WRITTEN REQUEST: Your copy should contain exactly the lines from the one that holds "Give me the" through the end of the material, reproduced as written, with no pictures.

───── DATA FOR THIS EXERCISE

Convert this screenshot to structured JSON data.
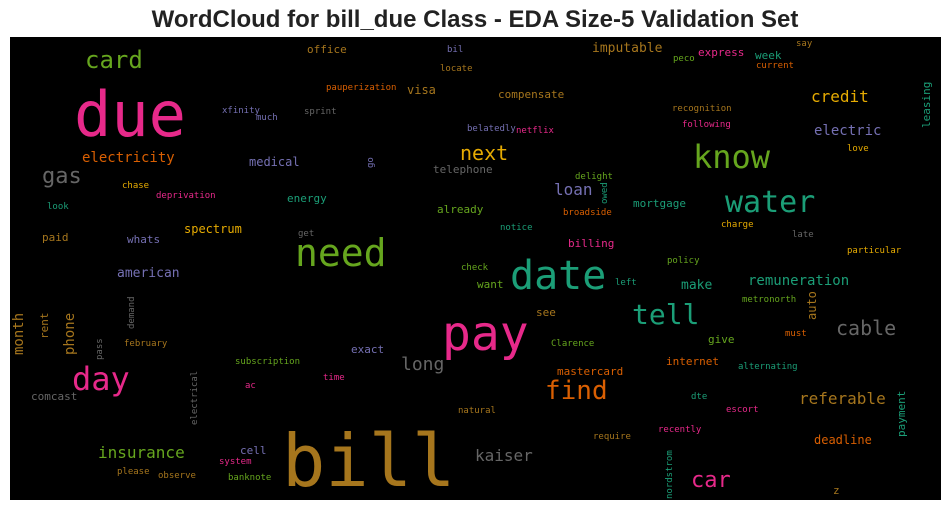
{
  "title": "WordCloud for bill_due Class - EDA Size-5 Validation Set",
  "colors": {
    "background": "#000000",
    "pink": "#e7298a",
    "gold": "#a6761d",
    "teal": "#1b9e77",
    "green": "#66a61e",
    "orange": "#d95f02",
    "purple": "#7570b3",
    "yellow": "#e6ab02",
    "gray": "#666666"
  },
  "words": [
    {
      "text": "bill",
      "color": "gold"
    },
    {
      "text": "due",
      "color": "pink"
    },
    {
      "text": "pay",
      "color": "pink"
    },
    {
      "text": "date",
      "color": "teal"
    },
    {
      "text": "need",
      "color": "green"
    },
    {
      "text": "know",
      "color": "green"
    },
    {
      "text": "water",
      "color": "teal"
    },
    {
      "text": "day",
      "color": "pink"
    },
    {
      "text": "tell",
      "color": "teal"
    },
    {
      "text": "card",
      "color": "green"
    },
    {
      "text": "find",
      "color": "orange"
    },
    {
      "text": "car",
      "color": "pink"
    },
    {
      "text": "cable",
      "color": "gray"
    },
    {
      "text": "gas",
      "color": "gray"
    },
    {
      "text": "next",
      "color": "yellow"
    },
    {
      "text": "long",
      "color": "gray"
    },
    {
      "text": "credit",
      "color": "yellow"
    },
    {
      "text": "referable",
      "color": "gold"
    },
    {
      "text": "insurance",
      "color": "green"
    },
    {
      "text": "kaiser",
      "color": "gray"
    },
    {
      "text": "loan",
      "color": "purple"
    },
    {
      "text": "electric",
      "color": "purple"
    },
    {
      "text": "electricity",
      "color": "orange"
    },
    {
      "text": "remuneration",
      "color": "teal"
    },
    {
      "text": "phone",
      "color": "gold"
    },
    {
      "text": "month",
      "color": "gold"
    },
    {
      "text": "american",
      "color": "purple"
    },
    {
      "text": "make",
      "color": "teal"
    },
    {
      "text": "imputable",
      "color": "gold"
    },
    {
      "text": "visa",
      "color": "gold"
    },
    {
      "text": "medical",
      "color": "purple"
    },
    {
      "text": "deadline",
      "color": "orange"
    },
    {
      "text": "auto",
      "color": "gold"
    },
    {
      "text": "spectrum",
      "color": "yellow"
    },
    {
      "text": "mastercard",
      "color": "orange"
    },
    {
      "text": "payment",
      "color": "teal"
    },
    {
      "text": "leasing",
      "color": "teal"
    },
    {
      "text": "express",
      "color": "pink"
    },
    {
      "text": "office",
      "color": "gold"
    },
    {
      "text": "energy",
      "color": "teal"
    },
    {
      "text": "compensate",
      "color": "gold"
    },
    {
      "text": "telephone",
      "color": "gray"
    },
    {
      "text": "week",
      "color": "teal"
    },
    {
      "text": "already",
      "color": "green"
    },
    {
      "text": "mortgage",
      "color": "teal"
    },
    {
      "text": "billing",
      "color": "pink"
    },
    {
      "text": "internet",
      "color": "orange"
    },
    {
      "text": "exact",
      "color": "purple"
    },
    {
      "text": "whats",
      "color": "purple"
    },
    {
      "text": "paid",
      "color": "gold"
    },
    {
      "text": "cell",
      "color": "purple"
    },
    {
      "text": "comcast",
      "color": "gray"
    },
    {
      "text": "rent",
      "color": "gold"
    },
    {
      "text": "give",
      "color": "green"
    },
    {
      "text": "see",
      "color": "gold"
    },
    {
      "text": "want",
      "color": "green"
    },
    {
      "text": "z",
      "color": "gold"
    },
    {
      "text": "escort",
      "color": "pink"
    },
    {
      "text": "must",
      "color": "orange"
    },
    {
      "text": "chase",
      "color": "yellow"
    },
    {
      "text": "deprivation",
      "color": "pink"
    },
    {
      "text": "look",
      "color": "teal"
    },
    {
      "text": "get",
      "color": "gray"
    },
    {
      "text": "notice",
      "color": "teal"
    },
    {
      "text": "delight",
      "color": "green"
    },
    {
      "text": "broadside",
      "color": "orange"
    },
    {
      "text": "charge",
      "color": "yellow"
    },
    {
      "text": "late",
      "color": "gray"
    },
    {
      "text": "particular",
      "color": "yellow"
    },
    {
      "text": "policy",
      "color": "green"
    },
    {
      "text": "check",
      "color": "green"
    },
    {
      "text": "left",
      "color": "teal"
    },
    {
      "text": "metronorth",
      "color": "green"
    },
    {
      "text": "february",
      "color": "gold"
    },
    {
      "text": "subscription",
      "color": "green"
    },
    {
      "text": "ac",
      "color": "pink"
    },
    {
      "text": "time",
      "color": "pink"
    },
    {
      "text": "Clarence",
      "color": "green"
    },
    {
      "text": "alternating",
      "color": "teal"
    },
    {
      "text": "dte",
      "color": "teal"
    },
    {
      "text": "natural",
      "color": "gold"
    },
    {
      "text": "require",
      "color": "gold"
    },
    {
      "text": "recently",
      "color": "pink"
    },
    {
      "text": "system",
      "color": "pink"
    },
    {
      "text": "please",
      "color": "gold"
    },
    {
      "text": "observe",
      "color": "gold"
    },
    {
      "text": "banknote",
      "color": "green"
    },
    {
      "text": "pauperization",
      "color": "orange"
    },
    {
      "text": "sprint",
      "color": "gray"
    },
    {
      "text": "xfinity",
      "color": "purple"
    },
    {
      "text": "much",
      "color": "purple"
    },
    {
      "text": "belatedly",
      "color": "purple"
    },
    {
      "text": "netflix",
      "color": "pink"
    },
    {
      "text": "locate",
      "color": "gold"
    },
    {
      "text": "bil",
      "color": "purple"
    },
    {
      "text": "peco",
      "color": "green"
    },
    {
      "text": "current",
      "color": "orange"
    },
    {
      "text": "say",
      "color": "gold"
    },
    {
      "text": "recognition",
      "color": "gold"
    },
    {
      "text": "following",
      "color": "pink"
    },
    {
      "text": "love",
      "color": "yellow"
    },
    {
      "text": "go",
      "color": "purple"
    },
    {
      "text": "owed",
      "color": "teal"
    },
    {
      "text": "demand",
      "color": "gray"
    },
    {
      "text": "pass",
      "color": "gray"
    },
    {
      "text": "electrical",
      "color": "gray"
    },
    {
      "text": "nordstrom",
      "color": "teal"
    }
  ]
}
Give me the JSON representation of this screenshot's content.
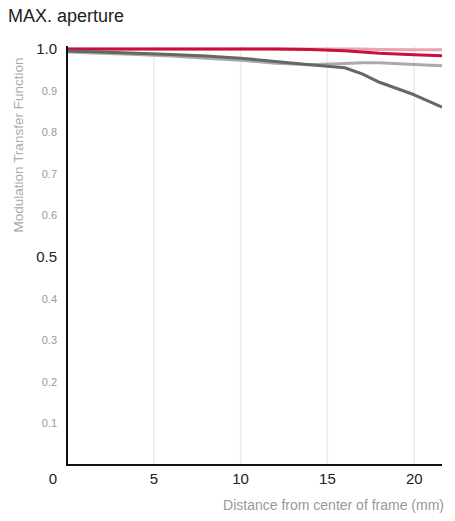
{
  "chart_data": {
    "type": "line",
    "title": "MAX. aperture",
    "x_label": "Distance from center of frame (mm)",
    "y_label": "Modulation Transfer Function",
    "x": [
      0,
      2,
      4,
      6,
      8,
      10,
      12,
      14,
      16,
      17,
      18,
      20,
      21.6
    ],
    "series": [
      {
        "color": "#eba3b4",
        "values": [
          1.0,
          1.0,
          1.0,
          1.0,
          1.0,
          1.0,
          1.0,
          1.0,
          1.0,
          1.0,
          0.999,
          0.998,
          0.998
        ]
      },
      {
        "color": "#c8103c",
        "values": [
          1.0,
          1.0,
          1.0,
          1.0,
          1.0,
          1.0,
          1.0,
          0.999,
          0.996,
          0.993,
          0.99,
          0.986,
          0.984
        ]
      },
      {
        "color": "#aaaaaa",
        "values": [
          0.993,
          0.99,
          0.987,
          0.983,
          0.978,
          0.973,
          0.966,
          0.962,
          0.965,
          0.967,
          0.967,
          0.963,
          0.96
        ]
      },
      {
        "color": "#666666",
        "values": [
          0.995,
          0.993,
          0.99,
          0.987,
          0.983,
          0.978,
          0.97,
          0.962,
          0.955,
          0.94,
          0.92,
          0.89,
          0.86
        ]
      }
    ],
    "xlim": [
      0,
      21.6
    ],
    "ylim": [
      0,
      1
    ],
    "xticks": [
      0,
      5,
      10,
      15,
      20
    ],
    "yticks": [
      0.1,
      0.2,
      0.3,
      0.4,
      0.5,
      0.6,
      0.7,
      0.8,
      0.9,
      {
        "value": 1,
        "label": "1.0"
      }
    ],
    "grid": true
  }
}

──────────

EXERCISE RESPONSE:
Give me the JSON representation of this screenshot's content.
{
  "chart_data": {
    "type": "line",
    "title": "MAX. aperture",
    "x_label": "Distance from center of frame (mm)",
    "y_label": "Modulation Transfer Function",
    "x": [
      0,
      2,
      4,
      6,
      8,
      10,
      12,
      14,
      16,
      17,
      18,
      20,
      21.6
    ],
    "series": [
      {
        "color": "#eba3b4",
        "values": [
          1.0,
          1.0,
          1.0,
          1.0,
          1.0,
          1.0,
          1.0,
          1.0,
          1.0,
          1.0,
          0.999,
          0.998,
          0.998
        ]
      },
      {
        "color": "#c8103c",
        "values": [
          1.0,
          1.0,
          1.0,
          1.0,
          1.0,
          1.0,
          1.0,
          0.999,
          0.996,
          0.993,
          0.99,
          0.986,
          0.984
        ]
      },
      {
        "color": "#aaaaaa",
        "values": [
          0.993,
          0.99,
          0.987,
          0.983,
          0.978,
          0.973,
          0.966,
          0.962,
          0.965,
          0.967,
          0.967,
          0.963,
          0.96
        ]
      },
      {
        "color": "#666666",
        "values": [
          0.995,
          0.993,
          0.99,
          0.987,
          0.983,
          0.978,
          0.97,
          0.962,
          0.955,
          0.94,
          0.92,
          0.89,
          0.86
        ]
      }
    ],
    "xlim": [
      0,
      21.6
    ],
    "ylim": [
      0,
      1
    ],
    "xticks": [
      0,
      5,
      10,
      15,
      20
    ],
    "yticks": [
      0.1,
      0.2,
      0.3,
      0.4,
      0.5,
      0.6,
      0.7,
      0.8,
      0.9,
      {
        "value": 1,
        "label": "1.0"
      }
    ],
    "grid": true
  }
}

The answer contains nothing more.